--- DATA RECORDS ---
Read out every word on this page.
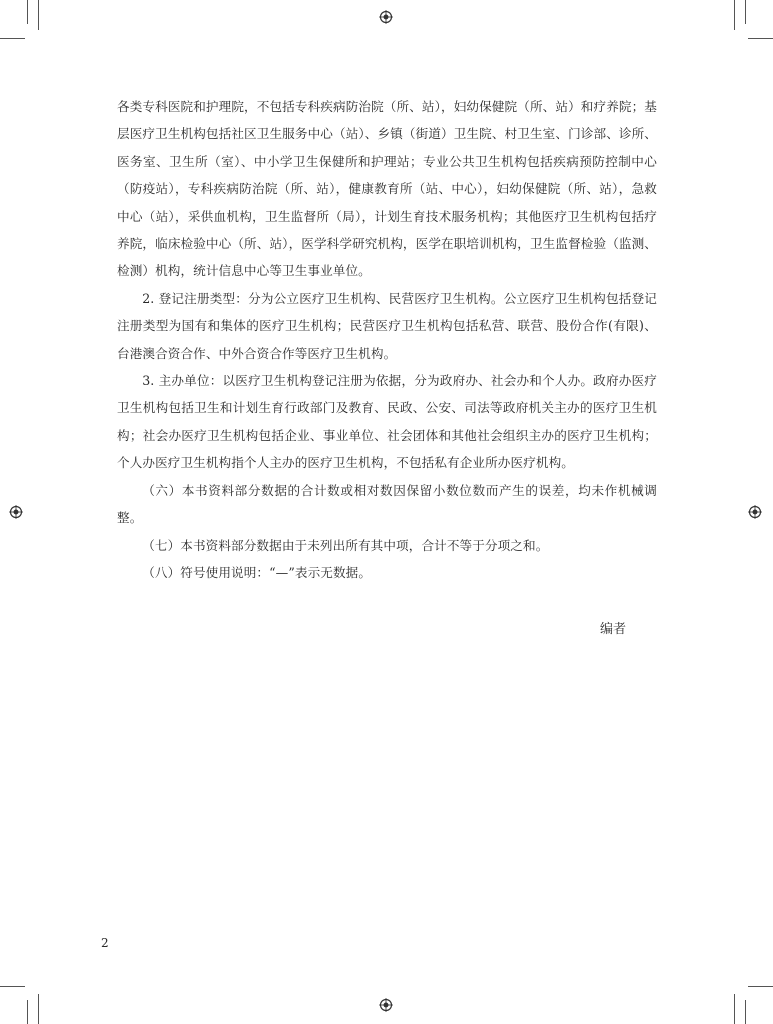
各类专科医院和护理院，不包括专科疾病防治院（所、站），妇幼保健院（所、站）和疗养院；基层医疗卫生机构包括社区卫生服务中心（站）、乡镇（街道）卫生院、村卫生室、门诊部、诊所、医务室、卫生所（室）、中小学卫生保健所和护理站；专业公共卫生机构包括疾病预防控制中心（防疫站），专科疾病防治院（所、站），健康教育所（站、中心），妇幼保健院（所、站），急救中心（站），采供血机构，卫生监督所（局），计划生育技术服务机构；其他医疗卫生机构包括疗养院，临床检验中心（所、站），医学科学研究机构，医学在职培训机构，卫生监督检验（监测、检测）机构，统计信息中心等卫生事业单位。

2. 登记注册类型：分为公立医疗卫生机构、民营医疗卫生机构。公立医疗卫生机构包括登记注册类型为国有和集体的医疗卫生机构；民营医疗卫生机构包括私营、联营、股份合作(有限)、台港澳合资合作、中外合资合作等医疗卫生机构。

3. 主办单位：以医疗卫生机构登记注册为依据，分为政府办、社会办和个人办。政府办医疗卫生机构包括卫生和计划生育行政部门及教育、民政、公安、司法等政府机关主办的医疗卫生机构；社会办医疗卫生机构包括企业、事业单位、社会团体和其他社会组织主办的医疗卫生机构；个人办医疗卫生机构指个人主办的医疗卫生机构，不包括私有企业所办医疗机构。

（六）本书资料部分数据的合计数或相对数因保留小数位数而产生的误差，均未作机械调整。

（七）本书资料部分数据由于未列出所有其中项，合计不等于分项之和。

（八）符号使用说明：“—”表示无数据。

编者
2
---
--- DATA RECORDS ---
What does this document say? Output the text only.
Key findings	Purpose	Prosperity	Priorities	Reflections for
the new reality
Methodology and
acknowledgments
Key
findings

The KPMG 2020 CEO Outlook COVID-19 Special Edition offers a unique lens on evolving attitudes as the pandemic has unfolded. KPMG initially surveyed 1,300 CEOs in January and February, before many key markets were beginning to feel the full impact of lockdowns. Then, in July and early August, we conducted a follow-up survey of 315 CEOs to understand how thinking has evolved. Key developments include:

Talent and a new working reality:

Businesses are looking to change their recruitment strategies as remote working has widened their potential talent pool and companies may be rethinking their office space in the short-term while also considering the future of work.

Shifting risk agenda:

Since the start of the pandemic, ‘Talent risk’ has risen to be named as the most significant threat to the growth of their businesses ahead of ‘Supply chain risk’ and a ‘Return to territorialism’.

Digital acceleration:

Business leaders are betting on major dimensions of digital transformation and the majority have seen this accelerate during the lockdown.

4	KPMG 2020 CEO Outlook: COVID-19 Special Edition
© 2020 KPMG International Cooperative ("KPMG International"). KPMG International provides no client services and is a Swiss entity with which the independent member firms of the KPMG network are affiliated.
---
• _YOUR INSTRUCTIONS_: Work out how many lines of the listing above include "findings". Answer with the number and nothing more.

• _ANSWER IN FULL_: 2